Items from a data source
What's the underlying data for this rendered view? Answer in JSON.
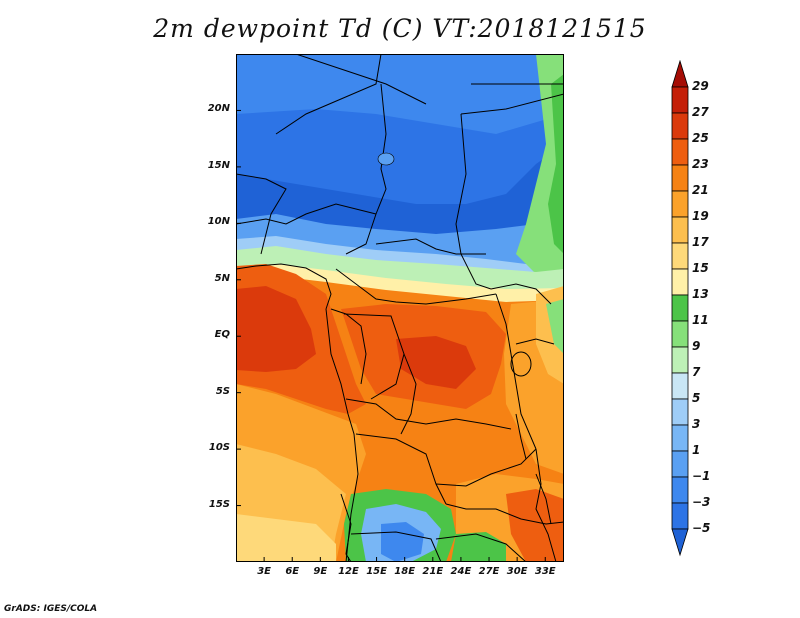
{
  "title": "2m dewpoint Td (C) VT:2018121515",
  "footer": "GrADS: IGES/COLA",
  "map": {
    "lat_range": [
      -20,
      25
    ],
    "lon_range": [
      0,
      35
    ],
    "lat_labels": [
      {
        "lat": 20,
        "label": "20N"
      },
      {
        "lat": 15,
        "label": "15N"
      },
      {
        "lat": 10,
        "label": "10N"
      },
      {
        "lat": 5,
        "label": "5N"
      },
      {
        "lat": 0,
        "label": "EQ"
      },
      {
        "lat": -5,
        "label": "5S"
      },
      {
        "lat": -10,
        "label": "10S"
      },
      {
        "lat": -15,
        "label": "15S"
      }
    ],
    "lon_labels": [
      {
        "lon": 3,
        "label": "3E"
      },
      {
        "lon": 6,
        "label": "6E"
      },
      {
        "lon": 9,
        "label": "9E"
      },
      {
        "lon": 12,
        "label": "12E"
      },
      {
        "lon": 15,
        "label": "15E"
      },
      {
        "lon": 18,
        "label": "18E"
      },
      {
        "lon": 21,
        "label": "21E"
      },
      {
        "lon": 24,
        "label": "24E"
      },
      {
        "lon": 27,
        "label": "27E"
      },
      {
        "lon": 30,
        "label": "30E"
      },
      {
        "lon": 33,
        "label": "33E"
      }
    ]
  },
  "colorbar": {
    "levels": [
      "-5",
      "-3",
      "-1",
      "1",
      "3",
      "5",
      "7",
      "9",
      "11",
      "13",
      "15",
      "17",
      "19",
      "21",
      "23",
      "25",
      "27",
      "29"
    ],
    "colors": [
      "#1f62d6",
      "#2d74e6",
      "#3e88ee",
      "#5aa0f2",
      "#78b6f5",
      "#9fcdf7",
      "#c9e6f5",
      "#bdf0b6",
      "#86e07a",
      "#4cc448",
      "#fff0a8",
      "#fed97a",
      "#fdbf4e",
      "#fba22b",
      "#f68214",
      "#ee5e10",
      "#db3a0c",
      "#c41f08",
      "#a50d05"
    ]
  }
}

--

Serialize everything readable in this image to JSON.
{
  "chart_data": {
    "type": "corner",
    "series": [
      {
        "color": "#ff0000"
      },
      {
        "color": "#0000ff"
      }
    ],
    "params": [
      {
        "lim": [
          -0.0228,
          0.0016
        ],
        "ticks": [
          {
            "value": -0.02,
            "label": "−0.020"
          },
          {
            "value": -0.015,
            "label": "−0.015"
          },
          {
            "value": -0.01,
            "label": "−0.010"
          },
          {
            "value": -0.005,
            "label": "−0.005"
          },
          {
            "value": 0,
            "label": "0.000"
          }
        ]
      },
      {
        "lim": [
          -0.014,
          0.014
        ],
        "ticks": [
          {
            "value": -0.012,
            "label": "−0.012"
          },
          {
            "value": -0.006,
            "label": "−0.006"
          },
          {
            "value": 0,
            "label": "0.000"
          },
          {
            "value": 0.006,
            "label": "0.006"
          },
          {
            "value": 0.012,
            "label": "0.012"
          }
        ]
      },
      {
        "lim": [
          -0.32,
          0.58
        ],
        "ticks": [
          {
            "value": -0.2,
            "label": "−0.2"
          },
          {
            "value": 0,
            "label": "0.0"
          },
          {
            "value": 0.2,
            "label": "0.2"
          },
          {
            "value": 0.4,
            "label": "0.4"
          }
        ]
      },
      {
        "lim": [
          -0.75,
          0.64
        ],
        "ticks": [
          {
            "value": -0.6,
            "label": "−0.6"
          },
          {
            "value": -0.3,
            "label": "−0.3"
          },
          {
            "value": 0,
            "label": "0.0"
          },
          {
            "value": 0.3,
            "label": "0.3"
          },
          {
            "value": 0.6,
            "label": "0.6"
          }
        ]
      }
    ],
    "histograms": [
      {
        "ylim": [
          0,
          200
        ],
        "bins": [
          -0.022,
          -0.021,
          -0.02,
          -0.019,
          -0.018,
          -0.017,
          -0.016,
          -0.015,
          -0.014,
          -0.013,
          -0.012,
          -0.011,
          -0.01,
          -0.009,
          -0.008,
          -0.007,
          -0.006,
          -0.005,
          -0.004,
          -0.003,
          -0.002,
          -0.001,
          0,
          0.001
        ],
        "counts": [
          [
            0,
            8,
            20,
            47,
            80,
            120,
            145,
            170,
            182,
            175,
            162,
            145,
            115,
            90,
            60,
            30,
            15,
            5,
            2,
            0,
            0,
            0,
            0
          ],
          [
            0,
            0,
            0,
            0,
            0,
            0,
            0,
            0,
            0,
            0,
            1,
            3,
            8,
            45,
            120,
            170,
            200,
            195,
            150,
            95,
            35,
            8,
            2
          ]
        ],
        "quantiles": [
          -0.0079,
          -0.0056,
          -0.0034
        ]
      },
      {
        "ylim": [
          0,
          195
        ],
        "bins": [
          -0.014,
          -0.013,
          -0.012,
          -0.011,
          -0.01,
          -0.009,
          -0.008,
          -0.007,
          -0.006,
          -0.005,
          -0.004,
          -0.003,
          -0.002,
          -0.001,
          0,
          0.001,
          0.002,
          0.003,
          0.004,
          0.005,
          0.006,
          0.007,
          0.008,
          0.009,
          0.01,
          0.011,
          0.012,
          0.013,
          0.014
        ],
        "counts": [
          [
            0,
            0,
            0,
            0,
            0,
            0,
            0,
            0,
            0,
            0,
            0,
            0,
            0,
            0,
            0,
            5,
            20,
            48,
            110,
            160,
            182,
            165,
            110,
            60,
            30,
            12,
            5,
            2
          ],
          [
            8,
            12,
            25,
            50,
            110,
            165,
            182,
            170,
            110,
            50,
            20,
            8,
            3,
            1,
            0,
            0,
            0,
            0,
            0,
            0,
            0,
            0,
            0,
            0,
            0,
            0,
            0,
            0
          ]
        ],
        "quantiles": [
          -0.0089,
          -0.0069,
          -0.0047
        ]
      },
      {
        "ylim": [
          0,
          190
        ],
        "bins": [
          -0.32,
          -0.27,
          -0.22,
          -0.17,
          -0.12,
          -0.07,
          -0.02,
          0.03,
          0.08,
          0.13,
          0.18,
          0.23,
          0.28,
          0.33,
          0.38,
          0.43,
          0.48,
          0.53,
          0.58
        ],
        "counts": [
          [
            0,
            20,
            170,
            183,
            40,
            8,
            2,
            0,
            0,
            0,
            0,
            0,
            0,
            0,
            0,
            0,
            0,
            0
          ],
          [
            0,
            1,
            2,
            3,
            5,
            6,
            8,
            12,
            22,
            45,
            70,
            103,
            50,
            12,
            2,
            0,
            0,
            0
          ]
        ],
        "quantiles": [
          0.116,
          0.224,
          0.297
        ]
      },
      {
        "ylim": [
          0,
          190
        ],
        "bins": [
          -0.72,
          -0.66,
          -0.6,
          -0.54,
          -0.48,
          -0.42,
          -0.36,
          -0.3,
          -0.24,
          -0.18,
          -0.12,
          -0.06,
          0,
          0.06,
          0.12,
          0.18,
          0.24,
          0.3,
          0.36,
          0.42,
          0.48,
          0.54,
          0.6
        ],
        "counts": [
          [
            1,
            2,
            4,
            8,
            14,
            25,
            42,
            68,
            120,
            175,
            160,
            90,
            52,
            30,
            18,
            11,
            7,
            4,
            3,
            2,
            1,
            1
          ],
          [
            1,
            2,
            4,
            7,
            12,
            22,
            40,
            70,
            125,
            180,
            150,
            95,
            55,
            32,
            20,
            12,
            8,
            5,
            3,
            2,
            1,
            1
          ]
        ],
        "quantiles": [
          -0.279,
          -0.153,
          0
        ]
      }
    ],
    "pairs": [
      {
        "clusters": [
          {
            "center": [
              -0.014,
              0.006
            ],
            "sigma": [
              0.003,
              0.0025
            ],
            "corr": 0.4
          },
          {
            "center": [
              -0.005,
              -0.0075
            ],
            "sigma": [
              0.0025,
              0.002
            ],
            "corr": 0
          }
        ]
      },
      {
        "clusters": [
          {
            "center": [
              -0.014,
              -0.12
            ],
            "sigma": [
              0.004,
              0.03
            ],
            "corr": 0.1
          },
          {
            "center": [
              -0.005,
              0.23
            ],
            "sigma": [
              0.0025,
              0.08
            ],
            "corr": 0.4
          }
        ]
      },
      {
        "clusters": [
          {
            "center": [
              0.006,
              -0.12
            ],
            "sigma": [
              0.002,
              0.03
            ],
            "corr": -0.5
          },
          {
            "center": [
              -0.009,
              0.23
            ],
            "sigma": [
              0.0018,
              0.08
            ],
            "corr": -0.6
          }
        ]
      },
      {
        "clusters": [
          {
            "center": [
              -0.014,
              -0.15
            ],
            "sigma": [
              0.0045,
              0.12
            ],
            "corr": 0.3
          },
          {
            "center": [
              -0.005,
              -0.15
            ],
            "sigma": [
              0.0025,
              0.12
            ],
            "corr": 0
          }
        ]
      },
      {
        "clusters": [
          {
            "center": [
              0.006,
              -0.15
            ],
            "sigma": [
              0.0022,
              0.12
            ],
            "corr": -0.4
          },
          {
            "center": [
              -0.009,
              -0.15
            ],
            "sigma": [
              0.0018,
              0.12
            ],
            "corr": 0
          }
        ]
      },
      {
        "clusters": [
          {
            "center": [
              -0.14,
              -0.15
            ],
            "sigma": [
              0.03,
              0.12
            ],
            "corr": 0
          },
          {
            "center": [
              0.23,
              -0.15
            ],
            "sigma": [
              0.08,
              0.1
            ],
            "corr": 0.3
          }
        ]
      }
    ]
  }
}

---

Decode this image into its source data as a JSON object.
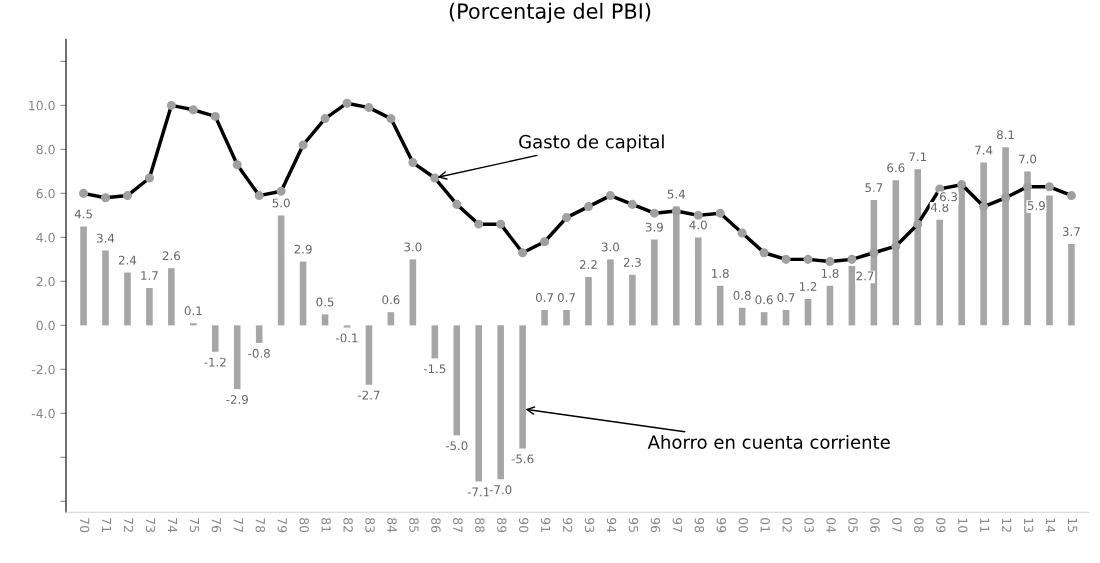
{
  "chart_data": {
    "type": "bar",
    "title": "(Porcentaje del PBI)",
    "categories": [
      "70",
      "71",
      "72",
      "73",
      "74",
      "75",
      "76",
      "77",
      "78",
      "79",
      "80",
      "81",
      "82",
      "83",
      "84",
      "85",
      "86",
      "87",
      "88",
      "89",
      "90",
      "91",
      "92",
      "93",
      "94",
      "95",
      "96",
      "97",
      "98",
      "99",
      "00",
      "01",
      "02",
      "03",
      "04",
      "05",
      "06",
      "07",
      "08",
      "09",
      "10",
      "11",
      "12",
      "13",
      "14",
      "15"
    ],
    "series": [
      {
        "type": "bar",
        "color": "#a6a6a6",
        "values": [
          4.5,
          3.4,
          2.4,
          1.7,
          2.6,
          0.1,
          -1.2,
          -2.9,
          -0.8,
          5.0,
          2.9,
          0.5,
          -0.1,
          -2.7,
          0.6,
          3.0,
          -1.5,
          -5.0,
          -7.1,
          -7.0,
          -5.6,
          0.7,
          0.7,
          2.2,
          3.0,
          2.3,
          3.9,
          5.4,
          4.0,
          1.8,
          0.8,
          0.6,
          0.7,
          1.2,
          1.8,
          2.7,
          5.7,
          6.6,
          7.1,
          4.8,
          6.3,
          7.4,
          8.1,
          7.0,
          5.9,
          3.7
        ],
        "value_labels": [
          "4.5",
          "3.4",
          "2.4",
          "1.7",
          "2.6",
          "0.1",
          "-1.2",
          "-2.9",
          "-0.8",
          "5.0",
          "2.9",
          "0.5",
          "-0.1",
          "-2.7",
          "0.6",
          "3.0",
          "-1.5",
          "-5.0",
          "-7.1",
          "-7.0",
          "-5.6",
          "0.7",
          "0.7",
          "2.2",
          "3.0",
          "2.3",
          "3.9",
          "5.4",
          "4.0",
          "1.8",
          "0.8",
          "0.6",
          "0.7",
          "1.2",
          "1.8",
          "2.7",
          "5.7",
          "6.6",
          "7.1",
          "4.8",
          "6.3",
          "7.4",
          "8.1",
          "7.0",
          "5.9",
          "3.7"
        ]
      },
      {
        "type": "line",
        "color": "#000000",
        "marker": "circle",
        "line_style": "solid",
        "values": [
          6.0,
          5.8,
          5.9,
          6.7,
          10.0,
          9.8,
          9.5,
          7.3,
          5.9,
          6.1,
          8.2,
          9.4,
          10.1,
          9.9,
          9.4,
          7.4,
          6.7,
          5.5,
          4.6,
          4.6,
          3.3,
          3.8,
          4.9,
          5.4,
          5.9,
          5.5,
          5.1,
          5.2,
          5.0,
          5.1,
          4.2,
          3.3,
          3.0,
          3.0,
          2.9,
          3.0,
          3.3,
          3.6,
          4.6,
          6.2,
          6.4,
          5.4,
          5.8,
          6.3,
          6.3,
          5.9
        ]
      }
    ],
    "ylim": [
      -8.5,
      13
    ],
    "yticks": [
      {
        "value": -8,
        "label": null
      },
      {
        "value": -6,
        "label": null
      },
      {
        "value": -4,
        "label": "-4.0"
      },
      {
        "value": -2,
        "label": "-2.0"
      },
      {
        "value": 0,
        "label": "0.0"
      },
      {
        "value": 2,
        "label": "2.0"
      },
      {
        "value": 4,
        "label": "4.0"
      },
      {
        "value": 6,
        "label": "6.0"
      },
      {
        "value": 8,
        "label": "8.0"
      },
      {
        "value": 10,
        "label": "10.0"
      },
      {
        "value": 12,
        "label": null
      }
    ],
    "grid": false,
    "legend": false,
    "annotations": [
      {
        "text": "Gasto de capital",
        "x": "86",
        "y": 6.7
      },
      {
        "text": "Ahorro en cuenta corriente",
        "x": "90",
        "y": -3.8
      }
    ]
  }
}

- _Exercise aim_: Pull out all lines from the entries above that include the word "title".

- _Answer_:
  "title": "2m dewpoint Td (C) VT:2018121515",
    "title": "(Porcentaje del PBI)",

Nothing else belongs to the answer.